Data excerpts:
---------------

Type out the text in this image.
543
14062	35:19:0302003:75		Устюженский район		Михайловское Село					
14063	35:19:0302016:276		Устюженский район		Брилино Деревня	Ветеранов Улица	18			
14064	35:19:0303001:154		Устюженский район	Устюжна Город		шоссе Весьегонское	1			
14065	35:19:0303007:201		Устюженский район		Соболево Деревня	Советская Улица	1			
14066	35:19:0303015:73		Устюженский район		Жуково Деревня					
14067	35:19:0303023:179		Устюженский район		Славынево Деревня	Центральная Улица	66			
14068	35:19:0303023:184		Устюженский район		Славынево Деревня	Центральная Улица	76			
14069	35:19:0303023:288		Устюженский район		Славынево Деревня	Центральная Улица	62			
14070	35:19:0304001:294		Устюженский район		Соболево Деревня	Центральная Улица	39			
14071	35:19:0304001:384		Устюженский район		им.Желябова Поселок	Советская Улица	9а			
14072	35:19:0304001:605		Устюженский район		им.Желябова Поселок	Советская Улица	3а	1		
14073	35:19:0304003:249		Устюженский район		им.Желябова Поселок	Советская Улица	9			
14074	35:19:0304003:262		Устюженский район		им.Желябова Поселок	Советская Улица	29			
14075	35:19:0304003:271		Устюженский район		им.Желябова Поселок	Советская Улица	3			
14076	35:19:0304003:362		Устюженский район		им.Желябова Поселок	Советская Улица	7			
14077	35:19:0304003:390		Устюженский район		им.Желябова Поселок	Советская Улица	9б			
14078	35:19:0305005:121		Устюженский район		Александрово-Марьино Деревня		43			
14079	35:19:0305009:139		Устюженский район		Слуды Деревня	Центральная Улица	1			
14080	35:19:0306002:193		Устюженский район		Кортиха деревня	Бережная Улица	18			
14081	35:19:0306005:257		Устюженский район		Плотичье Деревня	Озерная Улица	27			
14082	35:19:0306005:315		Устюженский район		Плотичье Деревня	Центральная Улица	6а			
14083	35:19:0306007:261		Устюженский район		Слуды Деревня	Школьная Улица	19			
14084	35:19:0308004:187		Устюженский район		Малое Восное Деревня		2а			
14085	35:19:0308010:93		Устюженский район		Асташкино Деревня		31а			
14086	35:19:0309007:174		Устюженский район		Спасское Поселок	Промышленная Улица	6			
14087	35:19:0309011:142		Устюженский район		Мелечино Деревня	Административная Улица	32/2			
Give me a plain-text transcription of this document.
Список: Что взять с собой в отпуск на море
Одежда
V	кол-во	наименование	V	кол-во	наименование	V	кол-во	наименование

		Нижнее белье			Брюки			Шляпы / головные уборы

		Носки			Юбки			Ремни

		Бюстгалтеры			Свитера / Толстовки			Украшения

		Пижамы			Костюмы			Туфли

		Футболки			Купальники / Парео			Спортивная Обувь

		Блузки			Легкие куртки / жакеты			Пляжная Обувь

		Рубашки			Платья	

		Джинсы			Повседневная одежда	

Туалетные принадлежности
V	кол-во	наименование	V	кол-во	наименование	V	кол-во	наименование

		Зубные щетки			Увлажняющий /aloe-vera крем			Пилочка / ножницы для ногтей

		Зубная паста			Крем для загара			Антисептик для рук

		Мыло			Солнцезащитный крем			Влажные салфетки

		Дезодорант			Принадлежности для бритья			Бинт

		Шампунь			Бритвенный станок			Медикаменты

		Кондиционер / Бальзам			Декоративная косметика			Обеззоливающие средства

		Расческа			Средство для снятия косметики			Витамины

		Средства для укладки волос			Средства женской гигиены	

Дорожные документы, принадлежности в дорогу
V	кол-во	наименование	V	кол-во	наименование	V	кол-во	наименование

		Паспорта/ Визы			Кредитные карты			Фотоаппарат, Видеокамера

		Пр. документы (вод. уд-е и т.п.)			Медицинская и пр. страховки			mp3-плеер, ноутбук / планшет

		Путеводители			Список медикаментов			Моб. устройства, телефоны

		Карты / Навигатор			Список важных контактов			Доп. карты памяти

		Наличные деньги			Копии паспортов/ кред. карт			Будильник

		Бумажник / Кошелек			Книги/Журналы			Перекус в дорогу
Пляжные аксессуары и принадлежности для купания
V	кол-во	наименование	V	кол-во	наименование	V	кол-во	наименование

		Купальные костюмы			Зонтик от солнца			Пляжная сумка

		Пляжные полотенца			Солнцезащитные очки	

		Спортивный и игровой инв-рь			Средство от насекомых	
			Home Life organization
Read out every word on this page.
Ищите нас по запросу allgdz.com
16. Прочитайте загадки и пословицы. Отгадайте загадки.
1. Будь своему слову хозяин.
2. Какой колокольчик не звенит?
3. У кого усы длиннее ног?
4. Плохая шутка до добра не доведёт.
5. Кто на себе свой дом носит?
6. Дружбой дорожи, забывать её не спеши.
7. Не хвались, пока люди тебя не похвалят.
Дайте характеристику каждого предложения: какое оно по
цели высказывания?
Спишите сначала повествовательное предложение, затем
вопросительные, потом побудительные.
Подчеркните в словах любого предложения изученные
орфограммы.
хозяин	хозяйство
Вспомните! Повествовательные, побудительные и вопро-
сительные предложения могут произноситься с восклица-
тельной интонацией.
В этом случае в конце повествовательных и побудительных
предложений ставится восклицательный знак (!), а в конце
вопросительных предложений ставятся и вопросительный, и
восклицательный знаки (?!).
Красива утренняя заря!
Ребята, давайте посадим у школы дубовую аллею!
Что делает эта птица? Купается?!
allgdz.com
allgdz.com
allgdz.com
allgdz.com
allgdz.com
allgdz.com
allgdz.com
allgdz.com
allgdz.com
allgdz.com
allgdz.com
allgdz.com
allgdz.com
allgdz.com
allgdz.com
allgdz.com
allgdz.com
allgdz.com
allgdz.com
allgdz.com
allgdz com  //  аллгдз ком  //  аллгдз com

---------------

*Prompt:*
Print every entry exactly as it appears.

*Exercise solution:*
Type out the text in this image.
543
14062	35:19:0302003:75		Устюженский район		Михайловское Село					
14063	35:19:0302016:276		Устюженский район		Брилино Деревня	Ветеранов Улица	18			
14064	35:19:0303001:154		Устюженский район	Устюжна Город		шоссе Весьегонское	1			
14065	35:19:0303007:201		Устюженский район		Соболево Деревня	Советская Улица	1			
14066	35:19:0303015:73		Устюженский район		Жуково Деревня					
14067	35:19:0303023:179		Устюженский район		Славынево Деревня	Центральная Улица	66			
14068	35:19:0303023:184		Устюженский район		Славынево Деревня	Центральная Улица	76			
14069	35:19:0303023:288		Устюженский район		Славынево Деревня	Центральная Улица	62			
14070	35:19:0304001:294		Устюженский район		Соболево Деревня	Центральная Улица	39			
14071	35:19:0304001:384		Устюженский район		им.Желябова Поселок	Советская Улица	9а			
14072	35:19:0304001:605		Устюженский район		им.Желябова Поселок	Советская Улица	3а	1		
14073	35:19:0304003:249		Устюженский район		им.Желябова Поселок	Советская Улица	9			
14074	35:19:0304003:262		Устюженский район		им.Желябова Поселок	Советская Улица	29			
14075	35:19:0304003:271		Устюженский район		им.Желябова Поселок	Советская Улица	3			
14076	35:19:0304003:362		Устюженский район		им.Желябова Поселок	Советская Улица	7			
14077	35:19:0304003:390		Устюженский район		им.Желябова Поселок	Советская Улица	9б			
14078	35:19:0305005:121		Устюженский район		Александрово-Марьино Деревня		43			
14079	35:19:0305009:139		Устюженский район		Слуды Деревня	Центральная Улица	1			
14080	35:19:0306002:193		Устюженский район		Кортиха деревня	Бережная Улица	18			
14081	35:19:0306005:257		Устюженский район		Плотичье Деревня	Озерная Улица	27			
14082	35:19:0306005:315		Устюженский район		Плотичье Деревня	Центральная Улица	6а			
14083	35:19:0306007:261		Устюженский район		Слуды Деревня	Школьная Улица	19			
14084	35:19:0308004:187		Устюженский район		Малое Восное Деревня		2а			
14085	35:19:0308010:93		Устюженский район		Асташкино Деревня		31а			
14086	35:19:0309007:174		Устюженский район		Спасское Поселок	Промышленная Улица	6			
14087	35:19:0309011:142		Устюженский район		Мелечино Деревня	Административная Улица	32/2			
Give me a plain-text transcription of this document.
Список: Что взять с собой в отпуск на море
Одежда
V	кол-во	наименование	V	кол-во	наименование	V	кол-во	наименование

		Нижнее белье			Брюки			Шляпы / головные уборы

		Носки			Юбки			Ремни

		Бюстгалтеры			Свитера / Толстовки			Украшения

		Пижамы			Костюмы			Туфли

		Футболки			Купальники / Парео			Спортивная Обувь

		Блузки			Легкие куртки / жакеты			Пляжная Обувь

		Рубашки			Платья	

		Джинсы			Повседневная одежда	

Туалетные принадлежности
V	кол-во	наименование	V	кол-во	наименование	V	кол-во	наименование

		Зубные щетки			Увлажняющий /aloe-vera крем			Пилочка / ножницы для ногтей

		Зубная паста			Крем для загара			Антисептик для рук

		Мыло			Солнцезащитный крем			Влажные салфетки

		Дезодорант			Принадлежности для бритья			Бинт

		Шампунь			Бритвенный станок			Медикаменты

		Кондиционер / Бальзам			Декоративная косметика			Обеззоливающие средства

		Расческа			Средство для снятия косметики			Витамины

		Средства для укладки волос			Средства женской гигиены	

Дорожные документы, принадлежности в дорогу
V	кол-во	наименование	V	кол-во	наименование	V	кол-во	наименование

		Паспорта/ Визы			Кредитные карты			Фотоаппарат, Видеокамера

		Пр. документы (вод. уд-е и т.п.)			Медицинская и пр. страховки			mp3-плеер, ноутбук / планшет

		Путеводители			Список медикаментов			Моб. устройства, телефоны

		Карты / Навигатор			Список важных контактов			Доп. карты памяти

		Наличные деньги			Копии паспортов/ кред. карт			Будильник

		Бумажник / Кошелек			Книги/Журналы			Перекус в дорогу
Пляжные аксессуары и принадлежности для купания
V	кол-во	наименование	V	кол-во	наименование	V	кол-во	наименование

		Купальные костюмы			Зонтик от солнца			Пляжная сумка

		Пляжные полотенца			Солнцезащитные очки	

		Спортивный и игровой инв-рь			Средство от насекомых	
			Home Life organization
Read out every word on this page.
Ищите нас по запросу allgdz.com
16. Прочитайте загадки и пословицы. Отгадайте загадки.
1. Будь своему слову хозяин.
2. Какой колокольчик не звенит?
3. У кого усы длиннее ног?
4. Плохая шутка до добра не доведёт.
5. Кто на себе свой дом носит?
6. Дружбой дорожи, забывать её не спеши.
7. Не хвались, пока люди тебя не похвалят.
Дайте характеристику каждого предложения: какое оно по
цели высказывания?
Спишите сначала повествовательное предложение, затем
вопросительные, потом побудительные.
Подчеркните в словах любого предложения изученные
орфограммы.
хозяин	хозяйство
Вспомните! Повествовательные, побудительные и вопро-
сительные предложения могут произноситься с восклица-
тельной интонацией.
В этом случае в конце повествовательных и побудительных
предложений ставится восклицательный знак (!), а в конце
вопросительных предложений ставятся и вопросительный, и
восклицательный знаки (?!).
Красива утренняя заря!
Ребята, давайте посадим у школы дубовую аллею!
Что делает эта птица? Купается?!
allgdz.com
allgdz.com
allgdz.com
allgdz.com
allgdz.com
allgdz.com
allgdz.com
allgdz.com
allgdz.com
allgdz.com
allgdz.com
allgdz.com
allgdz.com
allgdz.com
allgdz.com
allgdz.com
allgdz.com
allgdz.com
allgdz.com
allgdz.com
allgdz com  //  аллгдз ком  //  аллгдз com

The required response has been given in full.